_WRITTEN PROBLEM:_ Look through the records that follow. Copy every line containing the word "reconstructed".

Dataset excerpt
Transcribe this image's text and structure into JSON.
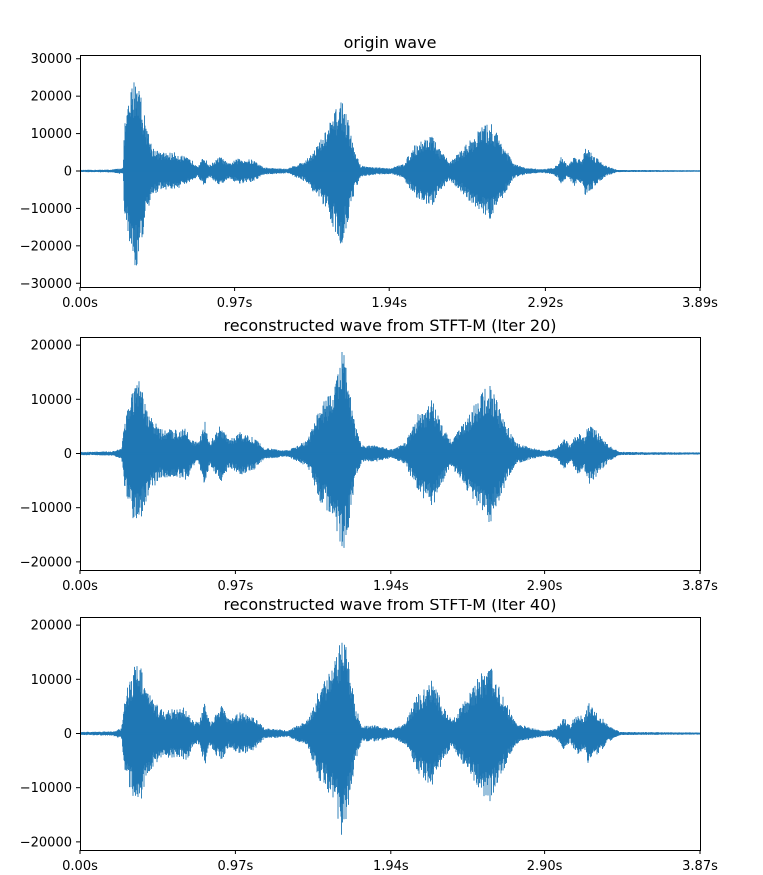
{
  "colors": {
    "wave": "#1f77b4",
    "axes": "#000000",
    "background": "#ffffff"
  },
  "chart_data": [
    {
      "type": "line",
      "title": "origin wave",
      "xlabel": "",
      "ylabel": "",
      "x_ticks": [
        "0.00s",
        "0.97s",
        "1.94s",
        "2.92s",
        "3.89s"
      ],
      "x_tick_values": [
        0.0,
        0.97,
        1.94,
        2.92,
        3.89
      ],
      "xlim": [
        0.0,
        3.89
      ],
      "y_ticks": [
        30000,
        20000,
        10000,
        0,
        -10000,
        -20000,
        -30000
      ],
      "y_tick_labels": [
        "30000",
        "20000",
        "10000",
        "0",
        "−10000",
        "−20000",
        "−30000"
      ],
      "ylim": [
        -31000,
        31000
      ],
      "grid": false,
      "series": [
        {
          "envelope": [
            {
              "t": 0.0,
              "amp": 300
            },
            {
              "t": 0.2,
              "amp": 400
            },
            {
              "t": 0.27,
              "amp": 900
            },
            {
              "t": 0.28,
              "amp": 13000
            },
            {
              "t": 0.33,
              "amp": 24000
            },
            {
              "t": 0.36,
              "amp": 27000
            },
            {
              "t": 0.4,
              "amp": 16000
            },
            {
              "t": 0.45,
              "amp": 7000
            },
            {
              "t": 0.5,
              "amp": 5000
            },
            {
              "t": 0.6,
              "amp": 5000
            },
            {
              "t": 0.7,
              "amp": 3000
            },
            {
              "t": 0.74,
              "amp": 1500
            },
            {
              "t": 0.78,
              "amp": 4000
            },
            {
              "t": 0.81,
              "amp": 1500
            },
            {
              "t": 0.88,
              "amp": 4000
            },
            {
              "t": 0.93,
              "amp": 2000
            },
            {
              "t": 1.0,
              "amp": 3500
            },
            {
              "t": 1.09,
              "amp": 3000
            },
            {
              "t": 1.15,
              "amp": 1000
            },
            {
              "t": 1.3,
              "amp": 600
            },
            {
              "t": 1.42,
              "amp": 3000
            },
            {
              "t": 1.52,
              "amp": 9000
            },
            {
              "t": 1.6,
              "amp": 16000
            },
            {
              "t": 1.64,
              "amp": 20000
            },
            {
              "t": 1.68,
              "amp": 14000
            },
            {
              "t": 1.72,
              "amp": 6000
            },
            {
              "t": 1.76,
              "amp": 1500
            },
            {
              "t": 1.85,
              "amp": 1000
            },
            {
              "t": 1.95,
              "amp": 800
            },
            {
              "t": 2.03,
              "amp": 2000
            },
            {
              "t": 2.1,
              "amp": 7000
            },
            {
              "t": 2.2,
              "amp": 10000
            },
            {
              "t": 2.27,
              "amp": 5000
            },
            {
              "t": 2.32,
              "amp": 2500
            },
            {
              "t": 2.4,
              "amp": 6000
            },
            {
              "t": 2.52,
              "amp": 12000
            },
            {
              "t": 2.58,
              "amp": 13000
            },
            {
              "t": 2.66,
              "amp": 7000
            },
            {
              "t": 2.72,
              "amp": 2000
            },
            {
              "t": 2.8,
              "amp": 800
            },
            {
              "t": 2.9,
              "amp": 500
            },
            {
              "t": 2.97,
              "amp": 900
            },
            {
              "t": 3.0,
              "amp": 2000
            },
            {
              "t": 3.02,
              "amp": 4000
            },
            {
              "t": 3.06,
              "amp": 1500
            },
            {
              "t": 3.1,
              "amp": 4000
            },
            {
              "t": 3.15,
              "amp": 3000
            },
            {
              "t": 3.17,
              "amp": 7000
            },
            {
              "t": 3.23,
              "amp": 4000
            },
            {
              "t": 3.3,
              "amp": 1500
            },
            {
              "t": 3.37,
              "amp": 300
            },
            {
              "t": 3.89,
              "amp": 200
            }
          ]
        }
      ]
    },
    {
      "type": "line",
      "title": "reconstructed wave from STFT-M (Iter 20)",
      "xlabel": "",
      "ylabel": "",
      "x_ticks": [
        "0.00s",
        "0.97s",
        "1.94s",
        "2.90s",
        "3.87s"
      ],
      "x_tick_values": [
        0.0,
        0.97,
        1.94,
        2.9,
        3.87
      ],
      "xlim": [
        0.0,
        3.87
      ],
      "y_ticks": [
        20000,
        10000,
        0,
        -10000,
        -20000
      ],
      "y_tick_labels": [
        "20000",
        "10000",
        "0",
        "−10000",
        "−20000"
      ],
      "ylim": [
        -21500,
        21500
      ],
      "grid": false,
      "series": [
        {
          "envelope": [
            {
              "t": 0.0,
              "amp": 300
            },
            {
              "t": 0.2,
              "amp": 400
            },
            {
              "t": 0.26,
              "amp": 1000
            },
            {
              "t": 0.28,
              "amp": 7000
            },
            {
              "t": 0.33,
              "amp": 12000
            },
            {
              "t": 0.37,
              "amp": 13500
            },
            {
              "t": 0.42,
              "amp": 8000
            },
            {
              "t": 0.5,
              "amp": 4500
            },
            {
              "t": 0.6,
              "amp": 4500
            },
            {
              "t": 0.67,
              "amp": 5000
            },
            {
              "t": 0.7,
              "amp": 2500
            },
            {
              "t": 0.74,
              "amp": 2000
            },
            {
              "t": 0.78,
              "amp": 6000
            },
            {
              "t": 0.81,
              "amp": 2000
            },
            {
              "t": 0.88,
              "amp": 5500
            },
            {
              "t": 0.93,
              "amp": 2500
            },
            {
              "t": 1.0,
              "amp": 4000
            },
            {
              "t": 1.09,
              "amp": 3000
            },
            {
              "t": 1.15,
              "amp": 1000
            },
            {
              "t": 1.3,
              "amp": 600
            },
            {
              "t": 1.42,
              "amp": 2500
            },
            {
              "t": 1.5,
              "amp": 9000
            },
            {
              "t": 1.58,
              "amp": 12000
            },
            {
              "t": 1.62,
              "amp": 17000
            },
            {
              "t": 1.64,
              "amp": 19500
            },
            {
              "t": 1.68,
              "amp": 13000
            },
            {
              "t": 1.72,
              "amp": 5000
            },
            {
              "t": 1.76,
              "amp": 1500
            },
            {
              "t": 1.85,
              "amp": 1500
            },
            {
              "t": 1.95,
              "amp": 800
            },
            {
              "t": 2.03,
              "amp": 2000
            },
            {
              "t": 2.1,
              "amp": 7000
            },
            {
              "t": 2.2,
              "amp": 10000
            },
            {
              "t": 2.27,
              "amp": 5000
            },
            {
              "t": 2.32,
              "amp": 2500
            },
            {
              "t": 2.4,
              "amp": 6000
            },
            {
              "t": 2.5,
              "amp": 11000
            },
            {
              "t": 2.56,
              "amp": 13000
            },
            {
              "t": 2.64,
              "amp": 7000
            },
            {
              "t": 2.72,
              "amp": 2000
            },
            {
              "t": 2.8,
              "amp": 1200
            },
            {
              "t": 2.9,
              "amp": 500
            },
            {
              "t": 2.97,
              "amp": 900
            },
            {
              "t": 3.0,
              "amp": 2000
            },
            {
              "t": 3.02,
              "amp": 3000
            },
            {
              "t": 3.06,
              "amp": 1500
            },
            {
              "t": 3.1,
              "amp": 4000
            },
            {
              "t": 3.15,
              "amp": 3000
            },
            {
              "t": 3.17,
              "amp": 6000
            },
            {
              "t": 3.23,
              "amp": 4000
            },
            {
              "t": 3.3,
              "amp": 1500
            },
            {
              "t": 3.37,
              "amp": 300
            },
            {
              "t": 3.87,
              "amp": 200
            }
          ]
        }
      ]
    },
    {
      "type": "line",
      "title": "reconstructed wave from STFT-M (Iter 40)",
      "xlabel": "",
      "ylabel": "",
      "x_ticks": [
        "0.00s",
        "0.97s",
        "1.94s",
        "2.90s",
        "3.87s"
      ],
      "x_tick_values": [
        0.0,
        0.97,
        1.94,
        2.9,
        3.87
      ],
      "xlim": [
        0.0,
        3.87
      ],
      "y_ticks": [
        20000,
        10000,
        0,
        -10000,
        -20000
      ],
      "y_tick_labels": [
        "20000",
        "10000",
        "0",
        "−10000",
        "−20000"
      ],
      "ylim": [
        -21500,
        21500
      ],
      "grid": false,
      "series": [
        {
          "envelope": [
            {
              "t": 0.0,
              "amp": 300
            },
            {
              "t": 0.2,
              "amp": 400
            },
            {
              "t": 0.26,
              "amp": 1000
            },
            {
              "t": 0.28,
              "amp": 7000
            },
            {
              "t": 0.33,
              "amp": 12000
            },
            {
              "t": 0.37,
              "amp": 14000
            },
            {
              "t": 0.42,
              "amp": 8000
            },
            {
              "t": 0.5,
              "amp": 4500
            },
            {
              "t": 0.6,
              "amp": 4500
            },
            {
              "t": 0.67,
              "amp": 5000
            },
            {
              "t": 0.7,
              "amp": 2500
            },
            {
              "t": 0.74,
              "amp": 2000
            },
            {
              "t": 0.78,
              "amp": 6000
            },
            {
              "t": 0.81,
              "amp": 2000
            },
            {
              "t": 0.88,
              "amp": 5500
            },
            {
              "t": 0.93,
              "amp": 2500
            },
            {
              "t": 1.0,
              "amp": 4000
            },
            {
              "t": 1.09,
              "amp": 3000
            },
            {
              "t": 1.15,
              "amp": 1000
            },
            {
              "t": 1.3,
              "amp": 600
            },
            {
              "t": 1.42,
              "amp": 2500
            },
            {
              "t": 1.5,
              "amp": 9000
            },
            {
              "t": 1.58,
              "amp": 12000
            },
            {
              "t": 1.62,
              "amp": 17000
            },
            {
              "t": 1.64,
              "amp": 20000
            },
            {
              "t": 1.68,
              "amp": 13000
            },
            {
              "t": 1.72,
              "amp": 5000
            },
            {
              "t": 1.76,
              "amp": 1500
            },
            {
              "t": 1.85,
              "amp": 1500
            },
            {
              "t": 1.95,
              "amp": 800
            },
            {
              "t": 2.03,
              "amp": 2000
            },
            {
              "t": 2.1,
              "amp": 7000
            },
            {
              "t": 2.2,
              "amp": 10000
            },
            {
              "t": 2.27,
              "amp": 5000
            },
            {
              "t": 2.32,
              "amp": 2500
            },
            {
              "t": 2.4,
              "amp": 6000
            },
            {
              "t": 2.5,
              "amp": 11000
            },
            {
              "t": 2.56,
              "amp": 13000
            },
            {
              "t": 2.64,
              "amp": 7000
            },
            {
              "t": 2.72,
              "amp": 2000
            },
            {
              "t": 2.8,
              "amp": 1200
            },
            {
              "t": 2.9,
              "amp": 500
            },
            {
              "t": 2.97,
              "amp": 900
            },
            {
              "t": 3.0,
              "amp": 2000
            },
            {
              "t": 3.02,
              "amp": 3000
            },
            {
              "t": 3.06,
              "amp": 1500
            },
            {
              "t": 3.1,
              "amp": 4000
            },
            {
              "t": 3.15,
              "amp": 3000
            },
            {
              "t": 3.17,
              "amp": 6000
            },
            {
              "t": 3.23,
              "amp": 4000
            },
            {
              "t": 3.3,
              "amp": 1500
            },
            {
              "t": 3.37,
              "amp": 300
            },
            {
              "t": 3.87,
              "amp": 200
            }
          ]
        }
      ]
    }
  ]
}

_FINAL ANSWER:_
      "title": "reconstructed wave from STFT-M (Iter 20)",
      "title": "reconstructed wave from STFT-M (Iter 40)",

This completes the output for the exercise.